* TASK INPUT *
□ □ □ □ □

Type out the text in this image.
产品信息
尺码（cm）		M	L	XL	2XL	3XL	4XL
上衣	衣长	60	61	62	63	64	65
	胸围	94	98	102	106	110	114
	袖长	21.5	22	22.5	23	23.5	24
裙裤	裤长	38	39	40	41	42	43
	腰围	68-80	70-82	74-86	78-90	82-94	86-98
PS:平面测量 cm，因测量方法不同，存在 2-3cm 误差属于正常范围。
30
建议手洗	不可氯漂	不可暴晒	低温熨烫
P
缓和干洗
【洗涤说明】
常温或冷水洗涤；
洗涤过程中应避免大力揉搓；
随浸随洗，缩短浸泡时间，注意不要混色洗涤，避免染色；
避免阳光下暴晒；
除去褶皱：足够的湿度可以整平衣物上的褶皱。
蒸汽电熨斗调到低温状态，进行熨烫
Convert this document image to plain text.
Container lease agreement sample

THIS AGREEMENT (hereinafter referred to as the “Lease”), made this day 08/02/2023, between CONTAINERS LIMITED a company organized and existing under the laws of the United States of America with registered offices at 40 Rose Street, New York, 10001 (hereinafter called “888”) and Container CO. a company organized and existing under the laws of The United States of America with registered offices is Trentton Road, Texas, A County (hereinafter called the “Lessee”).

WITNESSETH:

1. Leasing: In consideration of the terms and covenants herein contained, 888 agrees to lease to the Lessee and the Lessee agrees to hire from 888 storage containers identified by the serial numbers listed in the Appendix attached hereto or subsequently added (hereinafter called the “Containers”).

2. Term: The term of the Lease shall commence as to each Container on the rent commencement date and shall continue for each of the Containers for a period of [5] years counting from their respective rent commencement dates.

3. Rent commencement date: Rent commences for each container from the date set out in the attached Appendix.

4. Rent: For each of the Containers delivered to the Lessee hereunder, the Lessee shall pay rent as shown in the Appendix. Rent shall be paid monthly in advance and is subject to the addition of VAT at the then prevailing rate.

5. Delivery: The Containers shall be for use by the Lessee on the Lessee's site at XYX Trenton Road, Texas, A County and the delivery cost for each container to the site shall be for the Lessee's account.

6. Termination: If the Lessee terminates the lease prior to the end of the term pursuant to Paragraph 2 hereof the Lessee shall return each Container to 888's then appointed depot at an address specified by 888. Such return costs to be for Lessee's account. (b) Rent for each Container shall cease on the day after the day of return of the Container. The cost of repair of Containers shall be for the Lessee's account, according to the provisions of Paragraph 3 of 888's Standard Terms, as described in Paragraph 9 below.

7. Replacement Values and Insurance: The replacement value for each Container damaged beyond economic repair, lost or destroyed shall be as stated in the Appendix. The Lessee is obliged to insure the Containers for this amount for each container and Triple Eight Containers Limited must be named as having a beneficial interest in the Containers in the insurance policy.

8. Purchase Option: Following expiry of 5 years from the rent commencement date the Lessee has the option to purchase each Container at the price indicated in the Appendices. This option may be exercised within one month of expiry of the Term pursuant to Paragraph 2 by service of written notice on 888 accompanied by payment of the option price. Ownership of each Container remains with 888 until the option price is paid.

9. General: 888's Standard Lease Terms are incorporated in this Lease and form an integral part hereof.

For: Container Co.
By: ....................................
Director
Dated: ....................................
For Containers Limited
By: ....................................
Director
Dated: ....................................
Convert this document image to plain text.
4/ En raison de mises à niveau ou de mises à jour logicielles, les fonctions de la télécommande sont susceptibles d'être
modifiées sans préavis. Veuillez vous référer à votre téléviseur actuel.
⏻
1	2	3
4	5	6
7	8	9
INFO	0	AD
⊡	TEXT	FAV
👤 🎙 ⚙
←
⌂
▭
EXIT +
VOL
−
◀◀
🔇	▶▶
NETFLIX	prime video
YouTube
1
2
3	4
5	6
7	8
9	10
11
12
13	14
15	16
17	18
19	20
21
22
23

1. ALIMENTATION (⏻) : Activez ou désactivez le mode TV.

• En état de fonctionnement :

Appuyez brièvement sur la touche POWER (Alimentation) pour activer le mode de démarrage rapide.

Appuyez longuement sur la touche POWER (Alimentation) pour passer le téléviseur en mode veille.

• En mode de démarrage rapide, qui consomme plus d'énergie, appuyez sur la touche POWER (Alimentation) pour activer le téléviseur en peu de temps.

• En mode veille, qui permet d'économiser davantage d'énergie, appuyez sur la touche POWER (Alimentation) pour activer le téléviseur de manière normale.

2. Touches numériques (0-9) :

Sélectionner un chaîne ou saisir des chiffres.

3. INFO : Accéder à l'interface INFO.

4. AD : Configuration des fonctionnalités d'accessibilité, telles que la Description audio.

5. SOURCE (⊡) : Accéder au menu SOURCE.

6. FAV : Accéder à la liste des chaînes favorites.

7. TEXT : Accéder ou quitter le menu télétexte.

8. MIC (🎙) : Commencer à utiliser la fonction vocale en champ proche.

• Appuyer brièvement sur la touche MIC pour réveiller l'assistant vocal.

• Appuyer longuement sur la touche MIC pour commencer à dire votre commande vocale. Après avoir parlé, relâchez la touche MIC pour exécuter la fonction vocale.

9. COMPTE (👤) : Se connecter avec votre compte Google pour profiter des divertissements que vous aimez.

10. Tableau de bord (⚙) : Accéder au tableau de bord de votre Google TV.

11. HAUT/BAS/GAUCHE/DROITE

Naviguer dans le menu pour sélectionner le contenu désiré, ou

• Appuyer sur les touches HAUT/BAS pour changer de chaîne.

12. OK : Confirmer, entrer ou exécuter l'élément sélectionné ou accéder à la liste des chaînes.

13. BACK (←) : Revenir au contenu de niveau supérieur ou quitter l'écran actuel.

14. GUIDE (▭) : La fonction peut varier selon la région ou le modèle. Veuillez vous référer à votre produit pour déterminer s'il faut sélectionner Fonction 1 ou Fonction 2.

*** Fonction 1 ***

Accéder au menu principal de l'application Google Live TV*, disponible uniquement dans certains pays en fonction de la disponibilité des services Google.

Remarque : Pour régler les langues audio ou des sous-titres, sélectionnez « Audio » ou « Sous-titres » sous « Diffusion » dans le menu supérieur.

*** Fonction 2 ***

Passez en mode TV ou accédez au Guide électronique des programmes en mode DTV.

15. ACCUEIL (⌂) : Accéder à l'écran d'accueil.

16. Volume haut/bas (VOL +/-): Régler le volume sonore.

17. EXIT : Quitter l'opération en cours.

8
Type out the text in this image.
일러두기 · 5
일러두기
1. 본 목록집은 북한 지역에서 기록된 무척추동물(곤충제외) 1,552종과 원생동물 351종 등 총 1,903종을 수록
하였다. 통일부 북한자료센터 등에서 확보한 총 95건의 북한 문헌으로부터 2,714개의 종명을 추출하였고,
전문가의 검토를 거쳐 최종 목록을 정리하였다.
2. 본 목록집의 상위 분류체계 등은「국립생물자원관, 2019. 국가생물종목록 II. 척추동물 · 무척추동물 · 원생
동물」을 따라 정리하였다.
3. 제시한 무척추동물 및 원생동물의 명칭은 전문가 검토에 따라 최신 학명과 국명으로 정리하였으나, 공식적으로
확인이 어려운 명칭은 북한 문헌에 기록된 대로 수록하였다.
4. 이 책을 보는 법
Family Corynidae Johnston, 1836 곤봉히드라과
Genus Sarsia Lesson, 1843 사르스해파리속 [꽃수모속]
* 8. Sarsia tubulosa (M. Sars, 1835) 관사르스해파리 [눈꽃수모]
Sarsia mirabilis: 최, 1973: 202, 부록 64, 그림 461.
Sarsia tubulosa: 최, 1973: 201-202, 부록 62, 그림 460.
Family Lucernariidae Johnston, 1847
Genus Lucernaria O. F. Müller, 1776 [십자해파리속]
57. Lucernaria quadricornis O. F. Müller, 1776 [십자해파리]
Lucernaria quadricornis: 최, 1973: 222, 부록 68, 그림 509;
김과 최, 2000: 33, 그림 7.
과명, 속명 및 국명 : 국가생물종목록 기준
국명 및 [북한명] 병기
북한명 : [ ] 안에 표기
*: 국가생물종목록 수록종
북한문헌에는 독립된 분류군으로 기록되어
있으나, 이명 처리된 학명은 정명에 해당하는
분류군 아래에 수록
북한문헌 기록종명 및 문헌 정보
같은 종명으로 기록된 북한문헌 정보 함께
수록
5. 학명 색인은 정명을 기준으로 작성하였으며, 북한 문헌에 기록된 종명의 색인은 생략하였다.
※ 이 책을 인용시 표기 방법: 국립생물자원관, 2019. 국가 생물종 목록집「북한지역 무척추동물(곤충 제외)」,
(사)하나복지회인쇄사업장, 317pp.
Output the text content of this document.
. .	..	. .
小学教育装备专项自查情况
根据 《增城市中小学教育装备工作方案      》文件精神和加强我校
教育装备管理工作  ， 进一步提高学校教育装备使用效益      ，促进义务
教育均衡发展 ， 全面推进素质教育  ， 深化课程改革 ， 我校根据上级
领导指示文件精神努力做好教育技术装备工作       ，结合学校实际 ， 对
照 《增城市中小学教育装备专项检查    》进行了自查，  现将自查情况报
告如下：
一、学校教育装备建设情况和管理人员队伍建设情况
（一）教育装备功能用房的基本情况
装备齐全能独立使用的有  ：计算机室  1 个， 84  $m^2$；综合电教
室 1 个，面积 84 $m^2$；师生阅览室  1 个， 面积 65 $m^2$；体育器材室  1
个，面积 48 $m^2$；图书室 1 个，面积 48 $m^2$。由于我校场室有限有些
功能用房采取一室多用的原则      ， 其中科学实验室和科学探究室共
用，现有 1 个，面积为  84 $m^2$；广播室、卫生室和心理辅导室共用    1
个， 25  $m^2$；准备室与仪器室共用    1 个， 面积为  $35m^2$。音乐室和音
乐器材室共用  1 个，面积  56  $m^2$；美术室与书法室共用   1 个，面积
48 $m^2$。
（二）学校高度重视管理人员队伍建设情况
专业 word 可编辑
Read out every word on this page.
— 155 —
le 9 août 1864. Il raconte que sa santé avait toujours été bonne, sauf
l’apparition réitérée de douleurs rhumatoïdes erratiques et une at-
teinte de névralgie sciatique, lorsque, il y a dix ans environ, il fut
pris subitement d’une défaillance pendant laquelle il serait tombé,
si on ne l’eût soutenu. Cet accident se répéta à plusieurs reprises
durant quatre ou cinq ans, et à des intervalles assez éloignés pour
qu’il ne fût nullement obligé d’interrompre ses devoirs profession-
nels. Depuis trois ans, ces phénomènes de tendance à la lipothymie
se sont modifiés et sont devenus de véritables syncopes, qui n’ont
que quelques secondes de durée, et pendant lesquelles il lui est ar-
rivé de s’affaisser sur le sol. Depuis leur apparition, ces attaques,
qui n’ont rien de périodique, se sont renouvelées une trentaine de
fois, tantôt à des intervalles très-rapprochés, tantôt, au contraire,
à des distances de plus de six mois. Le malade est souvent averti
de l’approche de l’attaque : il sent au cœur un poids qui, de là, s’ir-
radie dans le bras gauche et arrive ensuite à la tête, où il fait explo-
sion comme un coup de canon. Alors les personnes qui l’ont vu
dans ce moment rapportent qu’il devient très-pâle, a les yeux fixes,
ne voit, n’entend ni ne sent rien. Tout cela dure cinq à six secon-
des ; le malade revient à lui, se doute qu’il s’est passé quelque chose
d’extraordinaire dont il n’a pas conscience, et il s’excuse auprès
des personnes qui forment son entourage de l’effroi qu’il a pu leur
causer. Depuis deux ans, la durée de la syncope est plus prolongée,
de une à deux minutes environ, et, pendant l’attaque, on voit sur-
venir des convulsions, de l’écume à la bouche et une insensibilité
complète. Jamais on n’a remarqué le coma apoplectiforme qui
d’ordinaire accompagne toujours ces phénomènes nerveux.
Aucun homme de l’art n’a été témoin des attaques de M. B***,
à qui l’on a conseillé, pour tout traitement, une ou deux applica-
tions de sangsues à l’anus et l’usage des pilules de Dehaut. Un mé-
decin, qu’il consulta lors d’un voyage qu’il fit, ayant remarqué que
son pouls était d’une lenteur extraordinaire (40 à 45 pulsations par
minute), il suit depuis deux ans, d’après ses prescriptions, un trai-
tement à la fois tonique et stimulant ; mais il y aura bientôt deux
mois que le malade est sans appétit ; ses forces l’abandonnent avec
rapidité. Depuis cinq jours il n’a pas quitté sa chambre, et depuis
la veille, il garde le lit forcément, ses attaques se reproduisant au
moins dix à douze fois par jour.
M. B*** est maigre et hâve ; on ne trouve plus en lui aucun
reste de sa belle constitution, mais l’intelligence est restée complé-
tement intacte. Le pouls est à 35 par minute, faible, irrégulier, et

□ □ □ □ □

* TASK TO COMPLETE *
Check each line above for "tubulosa" and return the ones that have it.

* CORRECT OUTPUT *
* 8. Sarsia tubulosa (M. Sars, 1835) 관사르스해파리 [눈꽃수모]
Sarsia tubulosa: 최, 1973: 201-202, 부록 62, 그림 460.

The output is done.